* WHAT YOU NEED TO DO
Below are records to repeat exactly. Omit the pictures from the copy.

* TASK DATA

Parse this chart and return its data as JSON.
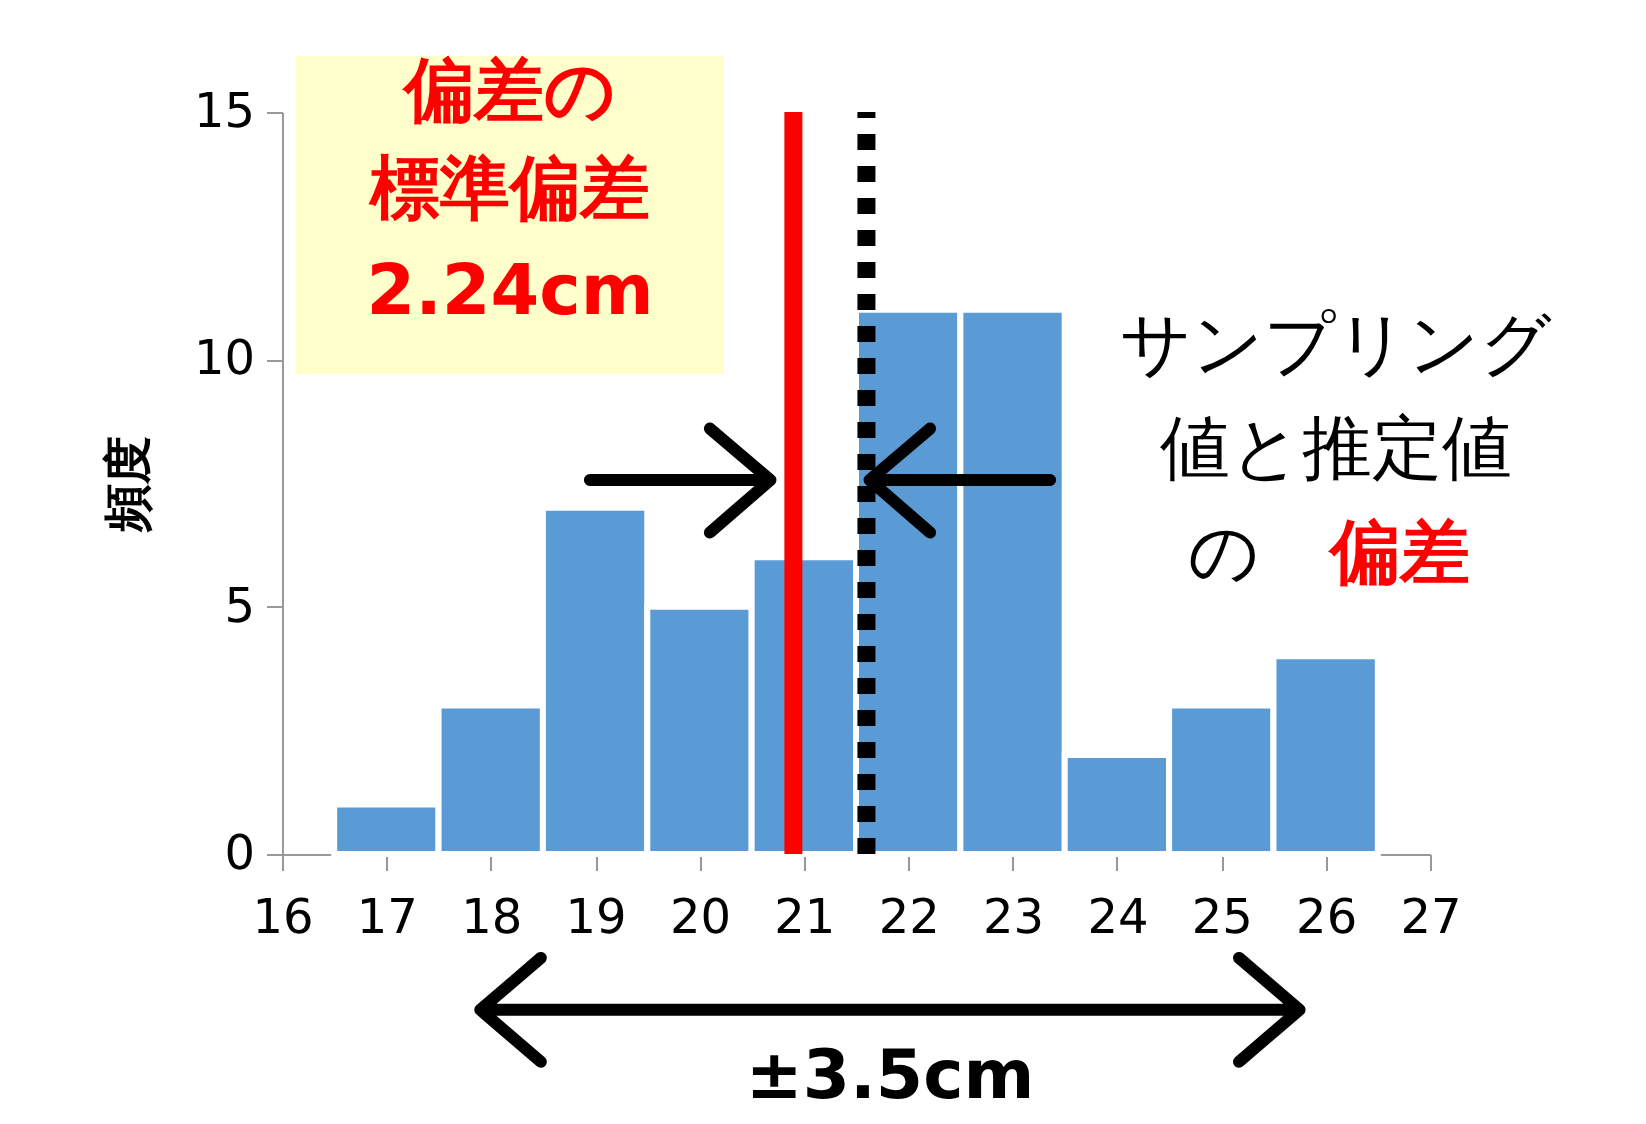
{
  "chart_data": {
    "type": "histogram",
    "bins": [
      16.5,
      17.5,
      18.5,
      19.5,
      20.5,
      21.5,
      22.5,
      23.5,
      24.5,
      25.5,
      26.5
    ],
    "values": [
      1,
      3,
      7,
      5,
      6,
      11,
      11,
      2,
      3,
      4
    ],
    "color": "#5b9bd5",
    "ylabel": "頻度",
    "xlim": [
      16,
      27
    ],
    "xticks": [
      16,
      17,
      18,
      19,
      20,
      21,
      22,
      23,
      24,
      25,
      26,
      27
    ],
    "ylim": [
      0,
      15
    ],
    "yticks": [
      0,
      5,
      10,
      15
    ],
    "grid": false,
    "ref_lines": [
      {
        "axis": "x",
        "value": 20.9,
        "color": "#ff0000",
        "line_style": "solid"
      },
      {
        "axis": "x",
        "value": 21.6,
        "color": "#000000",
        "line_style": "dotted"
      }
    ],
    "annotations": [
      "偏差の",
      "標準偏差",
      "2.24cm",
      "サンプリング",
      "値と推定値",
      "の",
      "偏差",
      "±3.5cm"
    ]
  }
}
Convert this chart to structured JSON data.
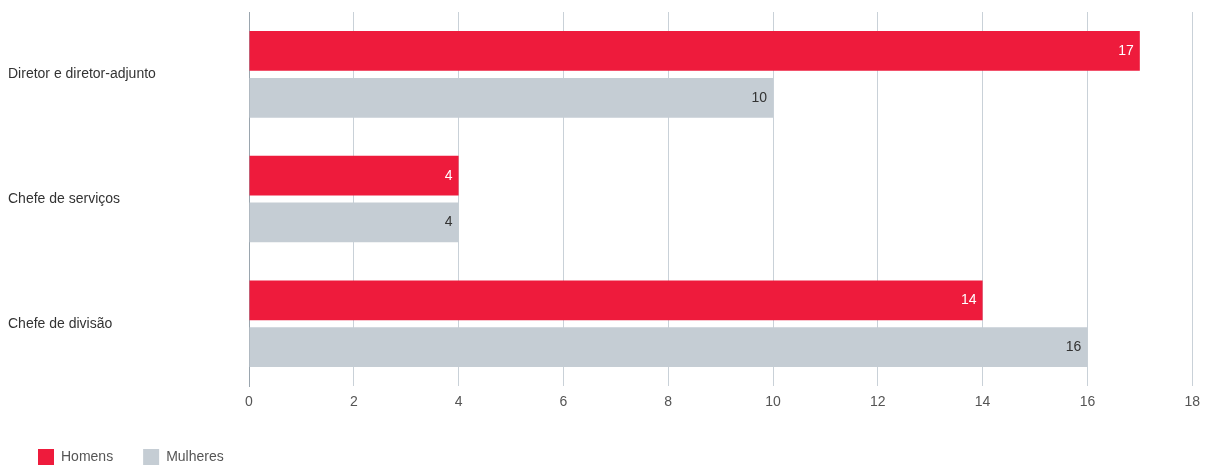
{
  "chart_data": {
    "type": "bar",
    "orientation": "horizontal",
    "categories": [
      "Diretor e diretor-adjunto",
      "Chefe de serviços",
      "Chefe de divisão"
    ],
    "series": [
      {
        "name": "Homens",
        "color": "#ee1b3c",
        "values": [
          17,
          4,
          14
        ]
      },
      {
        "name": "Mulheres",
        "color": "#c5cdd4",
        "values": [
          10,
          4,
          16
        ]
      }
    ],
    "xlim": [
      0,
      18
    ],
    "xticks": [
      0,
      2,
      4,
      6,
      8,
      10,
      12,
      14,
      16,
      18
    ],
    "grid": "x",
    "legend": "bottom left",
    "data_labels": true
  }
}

* RESPONSE
Parse this chart and return its data as JSON.
{
  "chart_data": {
    "type": "histogram",
    "bins": [
      16.5,
      17.5,
      18.5,
      19.5,
      20.5,
      21.5,
      22.5,
      23.5,
      24.5,
      25.5,
      26.5
    ],
    "values": [
      1,
      3,
      7,
      5,
      6,
      11,
      11,
      2,
      3,
      4
    ],
    "color": "#5b9bd5",
    "ylabel": "頻度",
    "xlim": [
      16,
      27
    ],
    "xticks": [
      16,
      17,
      18,
      19,
      20,
      21,
      22,
      23,
      24,
      25,
      26,
      27
    ],
    "ylim": [
      0,
      15
    ],
    "yticks": [
      0,
      5,
      10,
      15
    ],
    "grid": false,
    "ref_lines": [
      {
        "axis": "x",
        "value": 20.9,
        "color": "#ff0000",
        "line_style": "solid"
      },
      {
        "axis": "x",
        "value": 21.6,
        "color": "#000000",
        "line_style": "dotted"
      }
    ],
    "annotations": [
      "偏差の",
      "標準偏差",
      "2.24cm",
      "サンプリング",
      "値と推定値",
      "の",
      "偏差",
      "±3.5cm"
    ]
  }
}
Convert this chart to structured JSON data.
{
  "chart_data": {
    "type": "bar",
    "orientation": "horizontal",
    "categories": [
      "Diretor e diretor-adjunto",
      "Chefe de serviços",
      "Chefe de divisão"
    ],
    "series": [
      {
        "name": "Homens",
        "color": "#ee1b3c",
        "values": [
          17,
          4,
          14
        ]
      },
      {
        "name": "Mulheres",
        "color": "#c5cdd4",
        "values": [
          10,
          4,
          16
        ]
      }
    ],
    "xlim": [
      0,
      18
    ],
    "xticks": [
      0,
      2,
      4,
      6,
      8,
      10,
      12,
      14,
      16,
      18
    ],
    "grid": "x",
    "legend": "bottom left",
    "data_labels": true
  }
}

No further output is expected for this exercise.